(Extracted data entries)
--- start ---

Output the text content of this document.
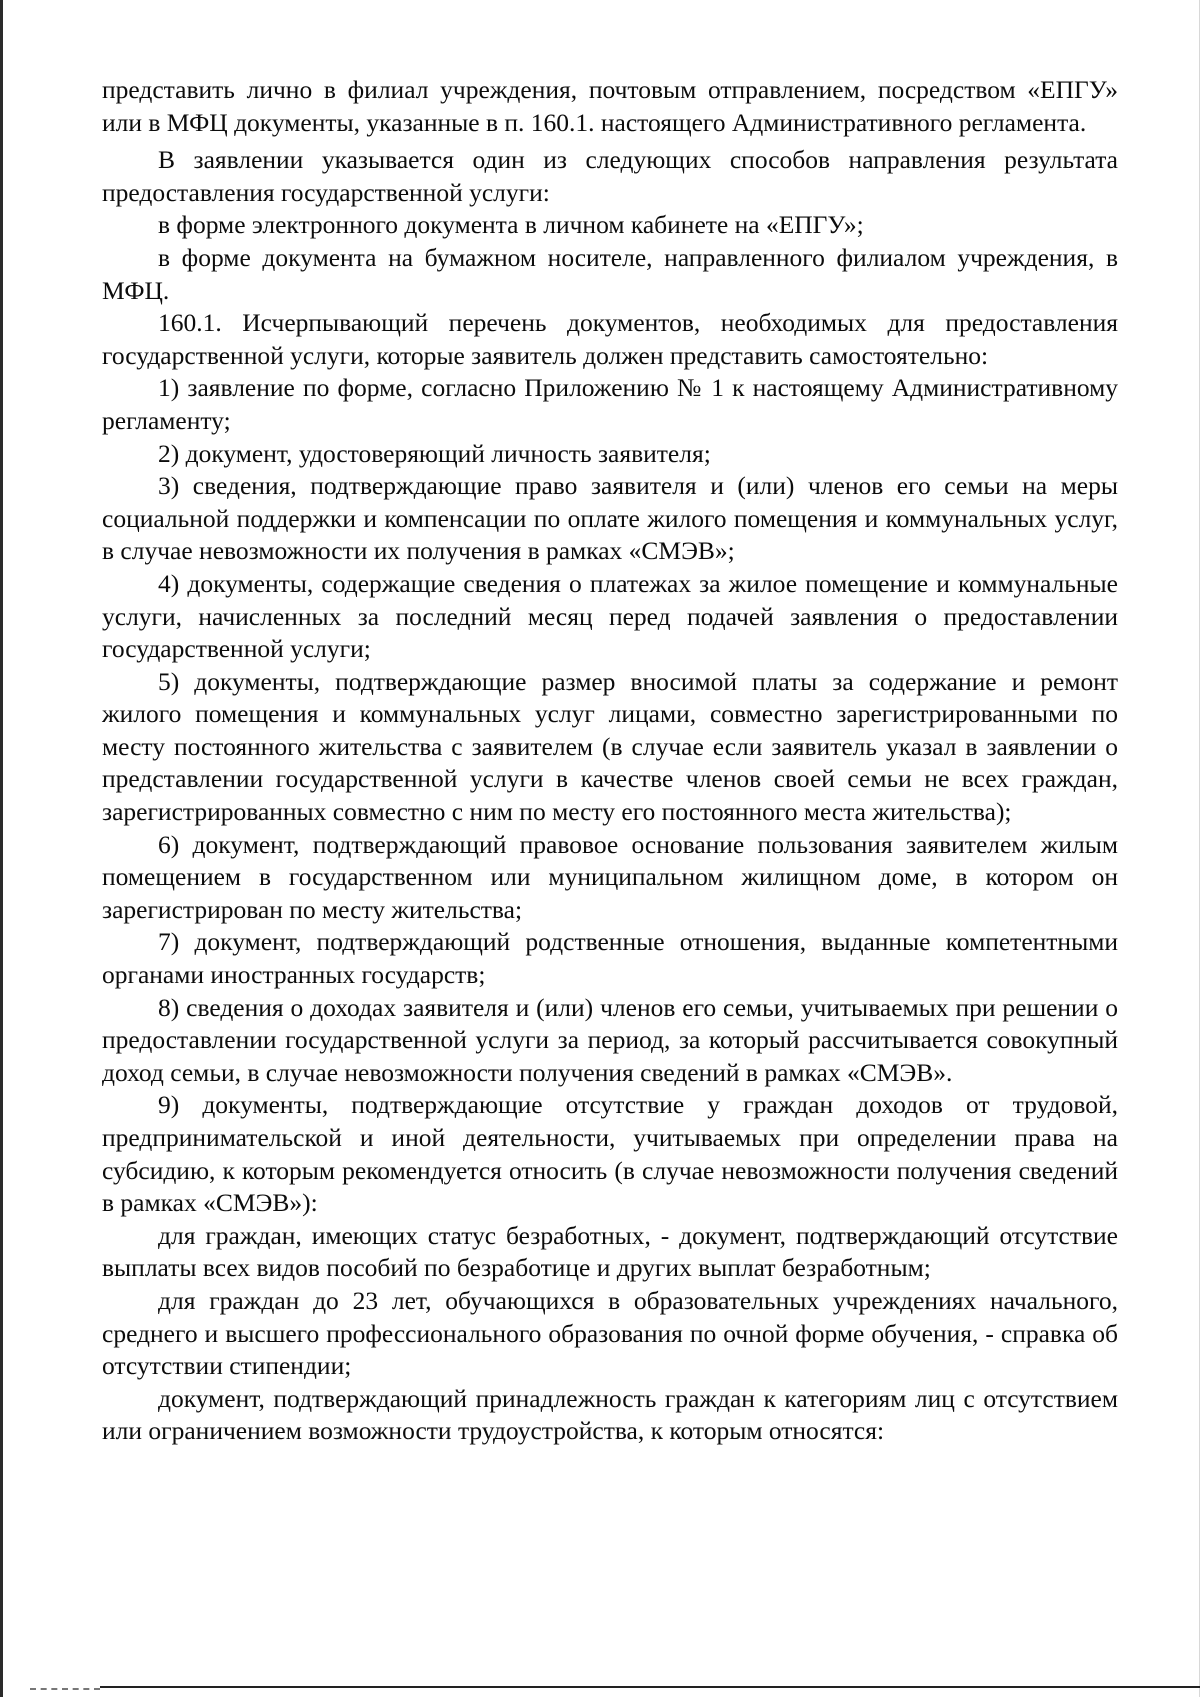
представить лично в филиал учреждения, почтовым отправлением, посредством «ЕПГУ» или в МФЦ документы, указанные в п. 160.1. настоящего Административного регламента.

В заявлении указывается один из следующих способов направления результата предоставления государственной услуги:

в форме электронного документа в личном кабинете на «ЕПГУ»;

в форме документа на бумажном носителе, направленного филиалом учреждения, в МФЦ.

160.1. Исчерпывающий перечень документов, необходимых для предоставления государственной услуги, которые заявитель должен представить самостоятельно:

1) заявление по форме, согласно Приложению № 1 к настоящему Административному регламенту;

2) документ, удостоверяющий личность заявителя;

3) сведения, подтверждающие право заявителя и (или) членов его семьи на меры социальной поддержки и компенсации по оплате жилого помещения и коммунальных услуг, в случае невозможности их получения в рамках «СМЭВ»;

4) документы, содержащие сведения о платежах за жилое помещение и коммунальные услуги, начисленных за последний месяц перед подачей заявления о предоставлении государственной услуги;

5) документы, подтверждающие размер вносимой платы за содержание и ремонт жилого помещения и коммунальных услуг лицами, совместно зарегистрированными по месту постоянного жительства с заявителем (в случае если заявитель указал в заявлении о представлении государственной услуги в качестве членов своей семьи не всех граждан, зарегистрированных совместно с ним по месту его постоянного места жительства);

6) документ, подтверждающий правовое основание пользования заявителем жилым помещением в государственном или муниципальном жилищном доме, в котором он зарегистрирован по месту жительства;

7) документ, подтверждающий родственные отношения, выданные компетентными органами иностранных государств;

8) сведения о доходах заявителя и (или) членов его семьи, учитываемых при решении о предоставлении государственной услуги за период, за который рассчитывается совокупный доход семьи, в случае невозможности получения сведений в рамках «СМЭВ».

9) документы, подтверждающие отсутствие у граждан доходов от трудовой, предпринимательской и иной деятельности, учитываемых при определении права на субсидию, к которым рекомендуется относить (в случае невозможности получения сведений в рамках «СМЭВ»):

для граждан, имеющих статус безработных, - документ, подтверждающий отсутствие выплаты всех видов пособий по безработице и других выплат безработным;

для граждан до 23 лет, обучающихся в образовательных учреждениях начального, среднего и высшего профессионального образования по очной форме обучения, - справка об отсутствии стипендии;

документ, подтверждающий принадлежность граждан к категориям лиц с отсутствием или ограничением возможности трудоустройства, к которым относятся:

--- end ---

Exercise details:
Leave the pictures out, and transcribe each of the records exactly.

Answer in full:
Output the text content of this document.
представить лично в филиал учреждения, почтовым отправлением, посредством «ЕПГУ» или в МФЦ документы, указанные в п. 160.1. настоящего Административного регламента.

В заявлении указывается один из следующих способов направления результата предоставления государственной услуги:

в форме электронного документа в личном кабинете на «ЕПГУ»;

в форме документа на бумажном носителе, направленного филиалом учреждения, в МФЦ.

160.1. Исчерпывающий перечень документов, необходимых для предоставления государственной услуги, которые заявитель должен представить самостоятельно:

1) заявление по форме, согласно Приложению № 1 к настоящему Административному регламенту;

2) документ, удостоверяющий личность заявителя;

3) сведения, подтверждающие право заявителя и (или) членов его семьи на меры социальной поддержки и компенсации по оплате жилого помещения и коммунальных услуг, в случае невозможности их получения в рамках «СМЭВ»;

4) документы, содержащие сведения о платежах за жилое помещение и коммунальные услуги, начисленных за последний месяц перед подачей заявления о предоставлении государственной услуги;

5) документы, подтверждающие размер вносимой платы за содержание и ремонт жилого помещения и коммунальных услуг лицами, совместно зарегистрированными по месту постоянного жительства с заявителем (в случае если заявитель указал в заявлении о представлении государственной услуги в качестве членов своей семьи не всех граждан, зарегистрированных совместно с ним по месту его постоянного места жительства);

6) документ, подтверждающий правовое основание пользования заявителем жилым помещением в государственном или муниципальном жилищном доме, в котором он зарегистрирован по месту жительства;

7) документ, подтверждающий родственные отношения, выданные компетентными органами иностранных государств;

8) сведения о доходах заявителя и (или) членов его семьи, учитываемых при решении о предоставлении государственной услуги за период, за который рассчитывается совокупный доход семьи, в случае невозможности получения сведений в рамках «СМЭВ».

9) документы, подтверждающие отсутствие у граждан доходов от трудовой, предпринимательской и иной деятельности, учитываемых при определении права на субсидию, к которым рекомендуется относить (в случае невозможности получения сведений в рамках «СМЭВ»):

для граждан, имеющих статус безработных, - документ, подтверждающий отсутствие выплаты всех видов пособий по безработице и других выплат безработным;

для граждан до 23 лет, обучающихся в образовательных учреждениях начального, среднего и высшего профессионального образования по очной форме обучения, - справка об отсутствии стипендии;

документ, подтверждающий принадлежность граждан к категориям лиц с отсутствием или ограничением возможности трудоустройства, к которым относятся:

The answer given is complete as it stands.